● Aim of the task: Everything from the line holding "Serialize everything readable" to the end of the listing below should be copied exactly, line for line, minus the pictures.

Stored data
· · · · ·

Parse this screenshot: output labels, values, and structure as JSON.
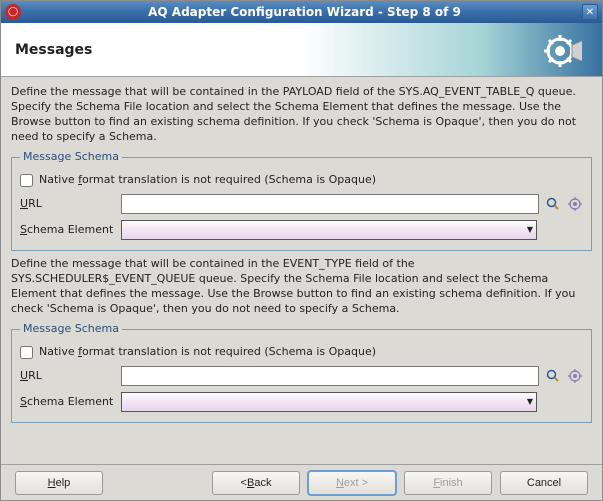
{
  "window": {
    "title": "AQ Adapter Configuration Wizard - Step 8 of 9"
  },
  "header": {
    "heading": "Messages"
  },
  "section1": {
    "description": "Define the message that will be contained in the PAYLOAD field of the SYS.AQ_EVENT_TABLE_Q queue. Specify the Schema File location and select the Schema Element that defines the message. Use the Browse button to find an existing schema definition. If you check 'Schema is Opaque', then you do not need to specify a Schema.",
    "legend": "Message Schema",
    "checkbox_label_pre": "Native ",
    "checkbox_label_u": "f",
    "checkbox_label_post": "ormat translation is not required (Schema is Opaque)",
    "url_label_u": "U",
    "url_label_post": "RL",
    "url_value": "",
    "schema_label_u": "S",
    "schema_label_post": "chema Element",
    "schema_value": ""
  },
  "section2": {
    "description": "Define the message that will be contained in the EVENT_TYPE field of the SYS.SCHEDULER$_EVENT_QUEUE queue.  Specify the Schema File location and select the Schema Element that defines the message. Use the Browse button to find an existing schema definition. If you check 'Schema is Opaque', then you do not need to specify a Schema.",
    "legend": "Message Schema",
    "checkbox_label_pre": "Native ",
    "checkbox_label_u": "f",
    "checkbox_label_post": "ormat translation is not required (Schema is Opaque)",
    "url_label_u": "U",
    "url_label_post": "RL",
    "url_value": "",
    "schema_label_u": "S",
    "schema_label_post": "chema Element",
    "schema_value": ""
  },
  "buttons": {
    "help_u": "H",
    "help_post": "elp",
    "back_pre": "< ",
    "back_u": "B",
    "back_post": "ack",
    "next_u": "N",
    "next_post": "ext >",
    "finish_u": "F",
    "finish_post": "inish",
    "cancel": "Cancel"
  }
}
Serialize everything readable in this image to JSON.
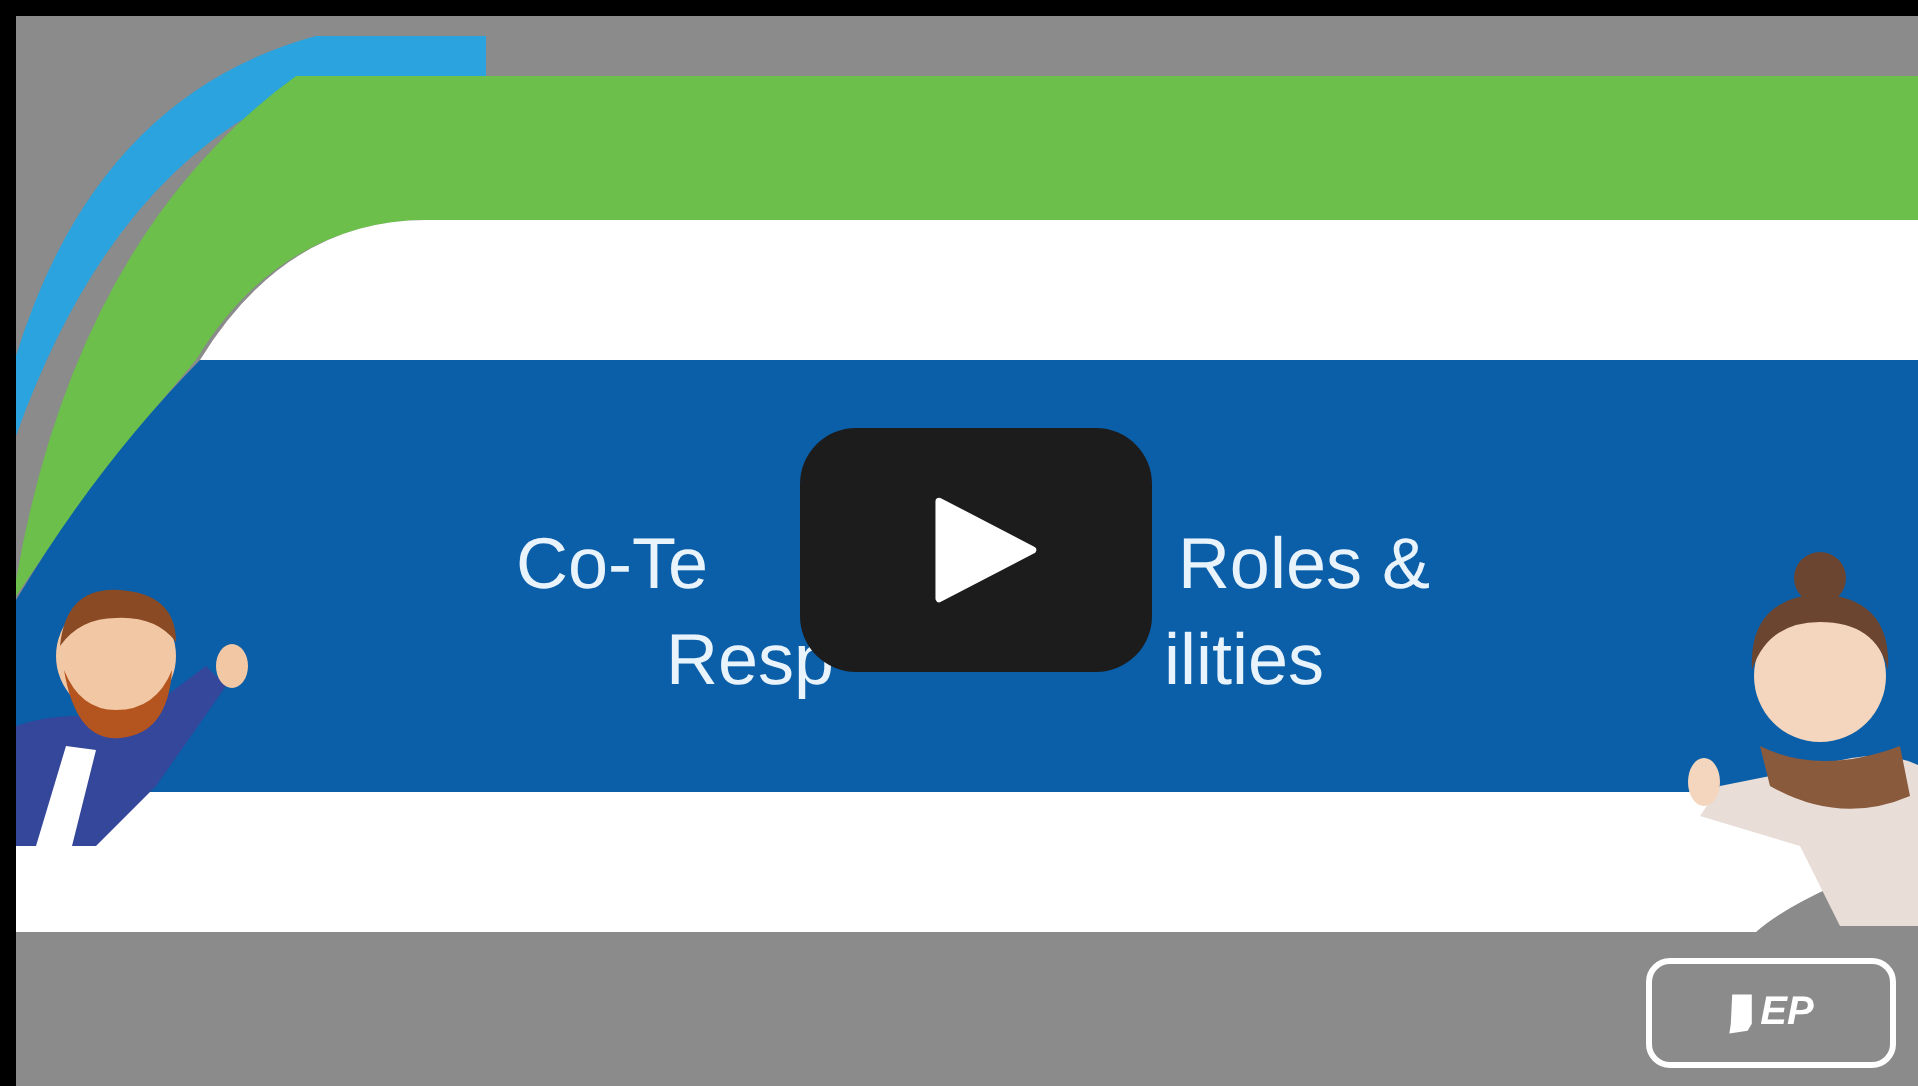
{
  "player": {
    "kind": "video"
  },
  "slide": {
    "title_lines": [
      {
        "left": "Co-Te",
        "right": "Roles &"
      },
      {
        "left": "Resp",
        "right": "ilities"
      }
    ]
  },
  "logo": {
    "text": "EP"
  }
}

· · · · ·

● Complete output:
Serialize everything readable in this image to JSON.
{
  "player": {
    "kind": "video"
  },
  "slide": {
    "title_lines": [
      {
        "left": "Co-Te",
        "right": "Roles &"
      },
      {
        "left": "Resp",
        "right": "ilities"
      }
    ]
  },
  "logo": {
    "text": "EP"
  }
}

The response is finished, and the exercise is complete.